Locate every line below that contains the word "regex" and copy it.
--- The data ---
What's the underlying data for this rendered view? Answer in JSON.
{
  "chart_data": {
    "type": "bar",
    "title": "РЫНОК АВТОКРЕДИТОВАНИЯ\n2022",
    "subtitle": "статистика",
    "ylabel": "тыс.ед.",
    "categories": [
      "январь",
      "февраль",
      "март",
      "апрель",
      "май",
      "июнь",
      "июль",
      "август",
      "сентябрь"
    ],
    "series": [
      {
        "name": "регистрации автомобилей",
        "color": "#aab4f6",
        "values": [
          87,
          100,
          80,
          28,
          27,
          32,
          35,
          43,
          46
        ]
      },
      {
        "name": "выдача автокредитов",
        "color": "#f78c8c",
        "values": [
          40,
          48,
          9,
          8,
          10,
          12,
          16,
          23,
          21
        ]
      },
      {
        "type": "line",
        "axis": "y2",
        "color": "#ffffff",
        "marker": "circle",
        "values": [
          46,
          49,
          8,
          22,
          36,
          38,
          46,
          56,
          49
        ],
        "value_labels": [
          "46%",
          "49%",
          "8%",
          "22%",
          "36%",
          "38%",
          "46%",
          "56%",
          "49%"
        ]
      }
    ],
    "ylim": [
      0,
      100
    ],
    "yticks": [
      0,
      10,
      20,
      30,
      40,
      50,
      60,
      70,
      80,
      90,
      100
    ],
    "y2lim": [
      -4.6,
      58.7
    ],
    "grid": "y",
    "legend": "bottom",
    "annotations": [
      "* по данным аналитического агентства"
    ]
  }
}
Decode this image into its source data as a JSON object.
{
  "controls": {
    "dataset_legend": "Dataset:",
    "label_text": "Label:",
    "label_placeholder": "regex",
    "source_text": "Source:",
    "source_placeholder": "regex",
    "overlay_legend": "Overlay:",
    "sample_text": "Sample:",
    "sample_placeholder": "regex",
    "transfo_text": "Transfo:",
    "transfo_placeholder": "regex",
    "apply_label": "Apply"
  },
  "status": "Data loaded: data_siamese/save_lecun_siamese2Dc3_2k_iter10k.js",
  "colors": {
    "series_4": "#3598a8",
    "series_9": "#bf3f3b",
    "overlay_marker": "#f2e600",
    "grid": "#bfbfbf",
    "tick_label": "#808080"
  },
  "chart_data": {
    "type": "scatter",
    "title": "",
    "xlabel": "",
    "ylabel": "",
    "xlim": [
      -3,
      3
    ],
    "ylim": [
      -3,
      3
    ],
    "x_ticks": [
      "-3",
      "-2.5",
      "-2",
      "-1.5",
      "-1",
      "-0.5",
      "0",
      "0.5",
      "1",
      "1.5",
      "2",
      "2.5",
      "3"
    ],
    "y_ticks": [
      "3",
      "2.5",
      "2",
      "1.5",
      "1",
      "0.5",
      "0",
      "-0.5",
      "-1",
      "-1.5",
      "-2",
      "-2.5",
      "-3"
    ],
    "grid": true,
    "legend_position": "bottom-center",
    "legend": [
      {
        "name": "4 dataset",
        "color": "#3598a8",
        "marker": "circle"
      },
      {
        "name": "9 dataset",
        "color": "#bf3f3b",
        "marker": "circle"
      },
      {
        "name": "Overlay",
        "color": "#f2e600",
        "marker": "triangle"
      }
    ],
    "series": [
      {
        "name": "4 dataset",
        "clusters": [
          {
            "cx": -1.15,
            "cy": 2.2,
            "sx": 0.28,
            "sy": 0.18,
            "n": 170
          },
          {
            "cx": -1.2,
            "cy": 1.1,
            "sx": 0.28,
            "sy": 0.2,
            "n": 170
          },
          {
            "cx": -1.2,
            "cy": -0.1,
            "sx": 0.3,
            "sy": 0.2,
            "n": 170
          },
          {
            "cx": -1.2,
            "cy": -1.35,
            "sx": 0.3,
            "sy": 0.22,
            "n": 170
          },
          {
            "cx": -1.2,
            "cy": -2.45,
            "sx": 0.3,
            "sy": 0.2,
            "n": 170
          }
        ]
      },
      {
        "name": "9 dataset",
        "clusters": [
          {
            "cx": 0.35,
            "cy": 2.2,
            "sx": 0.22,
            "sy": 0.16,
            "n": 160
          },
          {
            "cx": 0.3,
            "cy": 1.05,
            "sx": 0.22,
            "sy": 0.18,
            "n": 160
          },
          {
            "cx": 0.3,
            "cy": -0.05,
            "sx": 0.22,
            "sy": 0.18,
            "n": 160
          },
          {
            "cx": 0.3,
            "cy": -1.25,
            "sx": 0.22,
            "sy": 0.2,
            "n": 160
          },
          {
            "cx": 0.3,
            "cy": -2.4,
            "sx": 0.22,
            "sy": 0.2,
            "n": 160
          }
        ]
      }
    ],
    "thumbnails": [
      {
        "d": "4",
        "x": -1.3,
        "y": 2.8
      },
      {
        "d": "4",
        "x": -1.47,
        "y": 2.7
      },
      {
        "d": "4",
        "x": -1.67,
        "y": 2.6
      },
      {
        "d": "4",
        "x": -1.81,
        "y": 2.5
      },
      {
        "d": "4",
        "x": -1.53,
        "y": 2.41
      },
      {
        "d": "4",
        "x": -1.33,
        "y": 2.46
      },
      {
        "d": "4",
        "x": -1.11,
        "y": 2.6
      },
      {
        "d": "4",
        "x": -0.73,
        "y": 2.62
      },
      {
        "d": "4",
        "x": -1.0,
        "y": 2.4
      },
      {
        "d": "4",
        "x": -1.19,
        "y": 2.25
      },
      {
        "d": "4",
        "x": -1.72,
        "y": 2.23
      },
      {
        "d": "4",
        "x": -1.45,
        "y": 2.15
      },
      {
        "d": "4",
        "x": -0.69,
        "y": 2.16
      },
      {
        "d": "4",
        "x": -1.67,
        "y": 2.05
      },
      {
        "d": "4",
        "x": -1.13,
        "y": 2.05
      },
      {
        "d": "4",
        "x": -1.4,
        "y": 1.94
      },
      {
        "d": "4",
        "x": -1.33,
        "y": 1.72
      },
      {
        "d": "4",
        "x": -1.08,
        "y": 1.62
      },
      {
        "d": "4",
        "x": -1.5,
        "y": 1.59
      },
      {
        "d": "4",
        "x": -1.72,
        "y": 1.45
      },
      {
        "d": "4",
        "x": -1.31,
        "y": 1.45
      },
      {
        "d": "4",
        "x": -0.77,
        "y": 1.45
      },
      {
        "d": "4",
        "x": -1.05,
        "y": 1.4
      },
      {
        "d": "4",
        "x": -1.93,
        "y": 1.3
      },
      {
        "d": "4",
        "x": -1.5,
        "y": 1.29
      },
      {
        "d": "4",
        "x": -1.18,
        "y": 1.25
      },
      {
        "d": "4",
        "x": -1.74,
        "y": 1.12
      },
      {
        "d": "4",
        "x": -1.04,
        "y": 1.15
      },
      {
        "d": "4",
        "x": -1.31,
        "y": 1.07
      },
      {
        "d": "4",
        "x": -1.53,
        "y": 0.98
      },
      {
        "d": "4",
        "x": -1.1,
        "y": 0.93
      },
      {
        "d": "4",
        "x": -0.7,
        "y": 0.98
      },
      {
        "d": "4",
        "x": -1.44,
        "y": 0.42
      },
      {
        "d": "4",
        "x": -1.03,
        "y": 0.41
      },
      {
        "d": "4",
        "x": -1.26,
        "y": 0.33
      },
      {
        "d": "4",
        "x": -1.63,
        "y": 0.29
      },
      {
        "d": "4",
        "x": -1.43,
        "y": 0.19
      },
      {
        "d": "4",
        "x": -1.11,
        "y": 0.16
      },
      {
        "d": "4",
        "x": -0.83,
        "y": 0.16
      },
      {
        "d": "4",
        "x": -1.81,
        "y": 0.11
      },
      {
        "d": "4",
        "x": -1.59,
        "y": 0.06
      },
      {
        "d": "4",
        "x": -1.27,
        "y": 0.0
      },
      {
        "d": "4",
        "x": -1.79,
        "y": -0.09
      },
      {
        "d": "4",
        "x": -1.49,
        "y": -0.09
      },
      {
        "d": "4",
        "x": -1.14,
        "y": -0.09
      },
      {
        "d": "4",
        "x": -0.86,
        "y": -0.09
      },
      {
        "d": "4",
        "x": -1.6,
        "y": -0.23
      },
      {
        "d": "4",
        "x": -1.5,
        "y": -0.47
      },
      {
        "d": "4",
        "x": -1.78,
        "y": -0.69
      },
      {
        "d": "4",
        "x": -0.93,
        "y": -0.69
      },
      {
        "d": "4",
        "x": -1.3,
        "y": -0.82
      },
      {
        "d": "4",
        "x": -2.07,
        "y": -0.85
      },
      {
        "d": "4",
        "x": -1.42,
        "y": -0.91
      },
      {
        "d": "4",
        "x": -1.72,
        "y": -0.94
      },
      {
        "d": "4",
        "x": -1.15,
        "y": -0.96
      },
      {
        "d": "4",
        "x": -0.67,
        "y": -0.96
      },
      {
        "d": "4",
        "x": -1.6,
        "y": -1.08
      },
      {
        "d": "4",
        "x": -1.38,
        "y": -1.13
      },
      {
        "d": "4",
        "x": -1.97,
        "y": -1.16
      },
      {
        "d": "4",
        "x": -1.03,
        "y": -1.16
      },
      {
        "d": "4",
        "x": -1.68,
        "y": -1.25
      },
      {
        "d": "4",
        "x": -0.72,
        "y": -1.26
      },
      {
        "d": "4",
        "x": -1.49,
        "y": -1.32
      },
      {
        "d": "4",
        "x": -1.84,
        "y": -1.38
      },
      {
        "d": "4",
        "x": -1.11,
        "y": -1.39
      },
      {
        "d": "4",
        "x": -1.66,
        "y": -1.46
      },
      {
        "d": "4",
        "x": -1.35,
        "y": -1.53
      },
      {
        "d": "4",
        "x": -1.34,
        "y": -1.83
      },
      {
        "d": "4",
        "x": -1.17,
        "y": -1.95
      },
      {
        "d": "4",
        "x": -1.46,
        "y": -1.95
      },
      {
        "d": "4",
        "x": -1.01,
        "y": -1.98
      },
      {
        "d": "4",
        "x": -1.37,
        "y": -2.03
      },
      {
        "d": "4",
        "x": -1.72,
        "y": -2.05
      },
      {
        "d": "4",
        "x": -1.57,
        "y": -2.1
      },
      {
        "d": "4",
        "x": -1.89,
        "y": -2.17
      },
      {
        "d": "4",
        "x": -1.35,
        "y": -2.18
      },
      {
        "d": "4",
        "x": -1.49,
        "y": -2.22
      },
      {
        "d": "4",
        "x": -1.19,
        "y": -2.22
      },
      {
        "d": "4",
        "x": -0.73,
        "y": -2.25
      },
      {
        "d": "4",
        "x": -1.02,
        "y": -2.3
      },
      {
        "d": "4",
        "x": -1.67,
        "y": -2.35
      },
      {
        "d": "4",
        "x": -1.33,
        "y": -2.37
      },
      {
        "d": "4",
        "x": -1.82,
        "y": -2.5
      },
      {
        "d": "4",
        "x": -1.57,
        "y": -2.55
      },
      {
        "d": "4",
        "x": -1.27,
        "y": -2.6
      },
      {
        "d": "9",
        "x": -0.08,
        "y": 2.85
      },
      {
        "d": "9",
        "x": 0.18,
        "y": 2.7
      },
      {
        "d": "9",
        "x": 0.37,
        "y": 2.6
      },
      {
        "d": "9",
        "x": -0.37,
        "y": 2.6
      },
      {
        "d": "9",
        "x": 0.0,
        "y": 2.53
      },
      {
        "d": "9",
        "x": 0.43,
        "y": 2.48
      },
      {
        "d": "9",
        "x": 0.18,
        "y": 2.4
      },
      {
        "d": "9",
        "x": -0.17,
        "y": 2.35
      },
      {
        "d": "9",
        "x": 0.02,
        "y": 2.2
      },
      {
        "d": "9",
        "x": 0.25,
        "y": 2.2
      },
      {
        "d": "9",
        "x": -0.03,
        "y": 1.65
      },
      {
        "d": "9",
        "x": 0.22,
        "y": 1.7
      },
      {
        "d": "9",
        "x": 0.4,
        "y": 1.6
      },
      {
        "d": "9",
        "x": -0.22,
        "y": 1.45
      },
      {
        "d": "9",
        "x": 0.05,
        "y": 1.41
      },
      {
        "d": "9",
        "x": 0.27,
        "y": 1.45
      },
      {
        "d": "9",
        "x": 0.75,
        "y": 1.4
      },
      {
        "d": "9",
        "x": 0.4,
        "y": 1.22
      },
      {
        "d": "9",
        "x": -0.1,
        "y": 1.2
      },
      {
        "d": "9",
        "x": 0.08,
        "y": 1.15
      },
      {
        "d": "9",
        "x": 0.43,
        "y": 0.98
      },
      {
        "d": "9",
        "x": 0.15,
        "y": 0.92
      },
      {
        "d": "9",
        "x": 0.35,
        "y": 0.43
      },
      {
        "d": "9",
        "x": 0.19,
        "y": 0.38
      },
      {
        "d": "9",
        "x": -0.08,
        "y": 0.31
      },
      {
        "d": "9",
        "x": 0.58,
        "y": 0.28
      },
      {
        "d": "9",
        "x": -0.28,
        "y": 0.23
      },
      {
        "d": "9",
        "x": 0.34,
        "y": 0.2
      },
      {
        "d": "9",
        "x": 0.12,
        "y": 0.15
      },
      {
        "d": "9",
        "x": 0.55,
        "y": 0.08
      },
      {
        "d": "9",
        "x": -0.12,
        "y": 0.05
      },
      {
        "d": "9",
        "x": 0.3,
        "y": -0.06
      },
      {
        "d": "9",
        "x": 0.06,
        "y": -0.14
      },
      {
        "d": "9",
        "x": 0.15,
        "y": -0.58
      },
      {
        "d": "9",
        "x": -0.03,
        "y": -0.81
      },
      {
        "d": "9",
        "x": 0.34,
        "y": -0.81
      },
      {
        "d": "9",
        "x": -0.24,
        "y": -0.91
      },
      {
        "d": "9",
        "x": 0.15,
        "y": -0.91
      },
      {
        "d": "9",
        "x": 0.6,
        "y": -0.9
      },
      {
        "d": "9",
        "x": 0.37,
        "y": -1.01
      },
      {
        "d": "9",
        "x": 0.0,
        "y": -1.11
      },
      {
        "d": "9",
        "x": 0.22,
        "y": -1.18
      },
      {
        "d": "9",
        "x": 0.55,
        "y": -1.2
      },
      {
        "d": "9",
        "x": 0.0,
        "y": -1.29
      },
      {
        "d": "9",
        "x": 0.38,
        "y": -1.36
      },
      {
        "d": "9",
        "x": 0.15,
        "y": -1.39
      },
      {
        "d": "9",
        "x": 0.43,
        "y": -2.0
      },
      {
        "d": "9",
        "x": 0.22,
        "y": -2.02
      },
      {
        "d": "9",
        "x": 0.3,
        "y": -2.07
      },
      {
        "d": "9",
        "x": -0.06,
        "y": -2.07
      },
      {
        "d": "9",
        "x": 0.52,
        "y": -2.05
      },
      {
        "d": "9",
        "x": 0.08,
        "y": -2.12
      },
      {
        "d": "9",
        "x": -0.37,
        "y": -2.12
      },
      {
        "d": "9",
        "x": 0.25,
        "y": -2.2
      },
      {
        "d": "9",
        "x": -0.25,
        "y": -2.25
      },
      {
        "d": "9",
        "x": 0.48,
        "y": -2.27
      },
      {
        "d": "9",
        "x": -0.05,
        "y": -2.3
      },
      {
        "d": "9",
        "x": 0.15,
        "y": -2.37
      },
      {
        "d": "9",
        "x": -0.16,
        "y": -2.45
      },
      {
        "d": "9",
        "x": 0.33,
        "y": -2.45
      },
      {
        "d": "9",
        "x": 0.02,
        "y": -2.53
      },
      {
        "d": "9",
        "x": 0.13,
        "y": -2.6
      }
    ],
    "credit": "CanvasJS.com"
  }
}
---
→ **Written solution**:
    "label_placeholder": "regex",
    "source_placeholder": "regex",
    "sample_placeholder": "regex",
    "transfo_placeholder": "regex",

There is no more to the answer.